▶ _Items from a dataset_:

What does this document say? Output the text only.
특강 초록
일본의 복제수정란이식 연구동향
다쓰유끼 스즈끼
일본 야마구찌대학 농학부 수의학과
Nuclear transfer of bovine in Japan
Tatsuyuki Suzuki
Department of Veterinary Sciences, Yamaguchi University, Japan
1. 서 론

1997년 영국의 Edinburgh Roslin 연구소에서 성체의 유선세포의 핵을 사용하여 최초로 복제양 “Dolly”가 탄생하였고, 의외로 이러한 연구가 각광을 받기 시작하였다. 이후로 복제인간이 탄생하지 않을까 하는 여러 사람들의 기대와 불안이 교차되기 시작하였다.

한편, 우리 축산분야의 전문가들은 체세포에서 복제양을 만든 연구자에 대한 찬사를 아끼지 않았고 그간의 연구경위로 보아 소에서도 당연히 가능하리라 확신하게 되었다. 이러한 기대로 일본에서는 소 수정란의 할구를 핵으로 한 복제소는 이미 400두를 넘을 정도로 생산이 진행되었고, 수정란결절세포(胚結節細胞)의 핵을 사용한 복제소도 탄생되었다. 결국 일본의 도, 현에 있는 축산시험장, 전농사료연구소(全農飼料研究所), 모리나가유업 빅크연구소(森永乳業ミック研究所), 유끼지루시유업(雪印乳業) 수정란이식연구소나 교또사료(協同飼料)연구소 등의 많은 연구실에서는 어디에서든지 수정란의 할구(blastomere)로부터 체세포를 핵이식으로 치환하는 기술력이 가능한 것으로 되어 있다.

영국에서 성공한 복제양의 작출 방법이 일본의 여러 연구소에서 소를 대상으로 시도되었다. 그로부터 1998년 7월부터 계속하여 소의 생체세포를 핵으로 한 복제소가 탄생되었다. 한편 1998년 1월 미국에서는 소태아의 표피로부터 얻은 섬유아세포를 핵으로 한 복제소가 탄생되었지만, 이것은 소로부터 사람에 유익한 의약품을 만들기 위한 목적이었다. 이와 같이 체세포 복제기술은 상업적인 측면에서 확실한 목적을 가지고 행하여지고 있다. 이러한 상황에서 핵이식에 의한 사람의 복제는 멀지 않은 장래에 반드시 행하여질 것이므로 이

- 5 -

--

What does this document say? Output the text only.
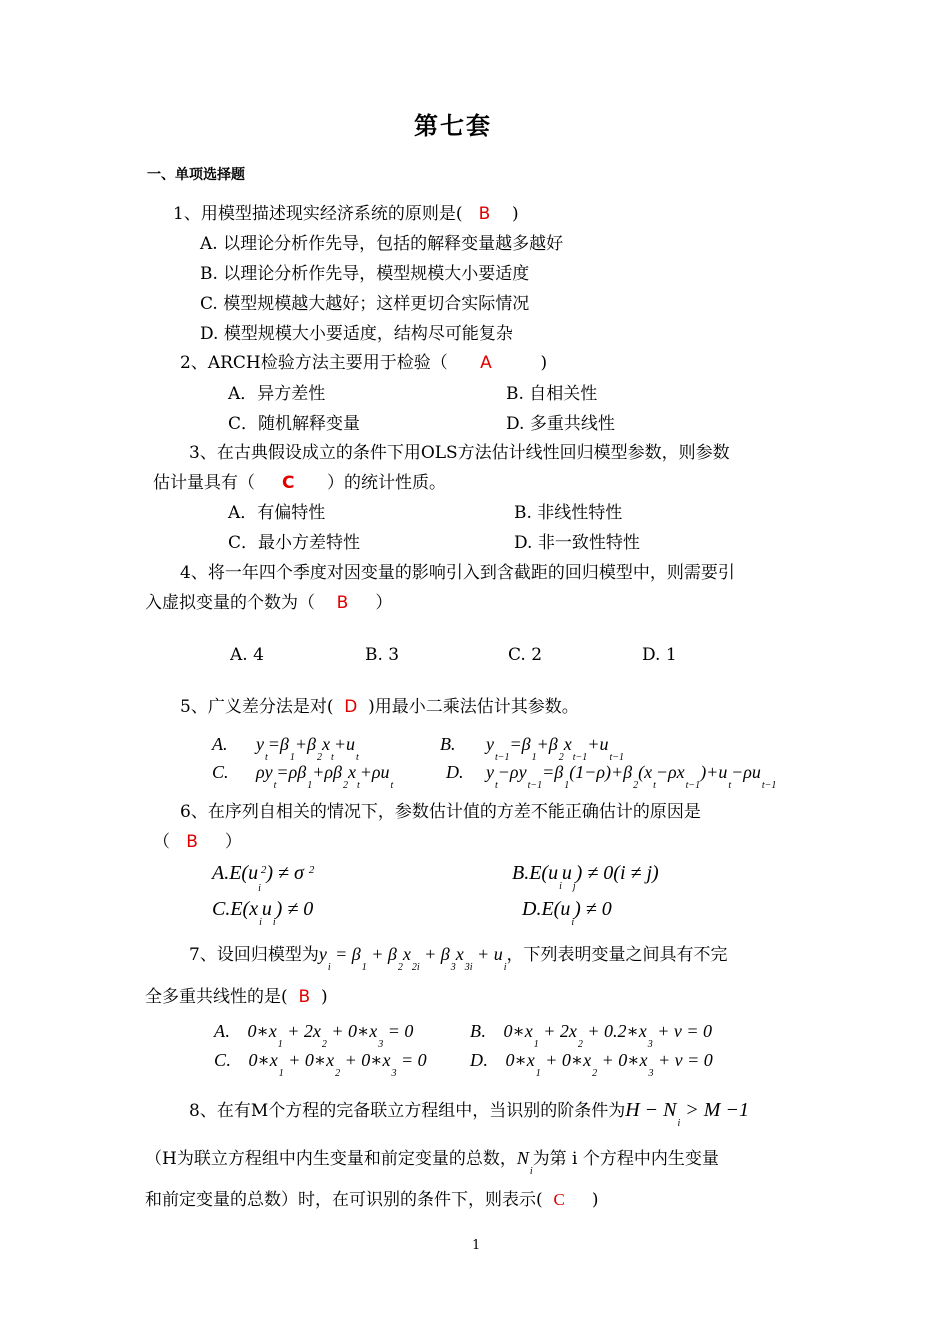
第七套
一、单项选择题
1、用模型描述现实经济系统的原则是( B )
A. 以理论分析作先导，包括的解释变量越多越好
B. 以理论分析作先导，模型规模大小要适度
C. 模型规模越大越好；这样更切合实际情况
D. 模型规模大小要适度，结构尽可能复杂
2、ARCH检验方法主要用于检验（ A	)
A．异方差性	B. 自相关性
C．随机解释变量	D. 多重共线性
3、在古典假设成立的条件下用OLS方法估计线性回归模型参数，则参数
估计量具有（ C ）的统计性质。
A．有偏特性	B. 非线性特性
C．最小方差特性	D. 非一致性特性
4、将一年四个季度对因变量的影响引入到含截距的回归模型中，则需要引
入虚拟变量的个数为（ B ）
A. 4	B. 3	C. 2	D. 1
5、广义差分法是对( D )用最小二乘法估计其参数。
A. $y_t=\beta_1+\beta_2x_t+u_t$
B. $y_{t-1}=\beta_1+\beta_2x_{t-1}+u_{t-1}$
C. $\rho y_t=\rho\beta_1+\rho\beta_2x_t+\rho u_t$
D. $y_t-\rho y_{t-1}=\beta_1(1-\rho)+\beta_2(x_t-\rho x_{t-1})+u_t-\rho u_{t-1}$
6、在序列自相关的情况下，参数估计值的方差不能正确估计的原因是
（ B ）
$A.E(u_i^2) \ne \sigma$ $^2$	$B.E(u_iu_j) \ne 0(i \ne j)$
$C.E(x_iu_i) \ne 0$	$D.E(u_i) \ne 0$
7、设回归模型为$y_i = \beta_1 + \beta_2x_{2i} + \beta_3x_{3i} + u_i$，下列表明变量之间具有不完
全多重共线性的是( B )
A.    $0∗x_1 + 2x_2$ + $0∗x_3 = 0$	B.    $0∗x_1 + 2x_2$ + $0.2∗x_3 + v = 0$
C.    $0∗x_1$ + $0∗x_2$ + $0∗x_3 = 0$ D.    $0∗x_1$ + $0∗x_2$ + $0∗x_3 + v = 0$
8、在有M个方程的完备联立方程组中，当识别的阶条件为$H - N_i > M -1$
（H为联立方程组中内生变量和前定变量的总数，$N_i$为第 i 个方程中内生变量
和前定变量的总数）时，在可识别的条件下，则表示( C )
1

▶ _SHORT PROBLEM_: In the material above, show every line where the word "Japan" turns up.

▶ _FINISHED TASK_:
Nuclear transfer of bovine in Japan
Department of Veterinary Sciences, Yamaguchi University, Japan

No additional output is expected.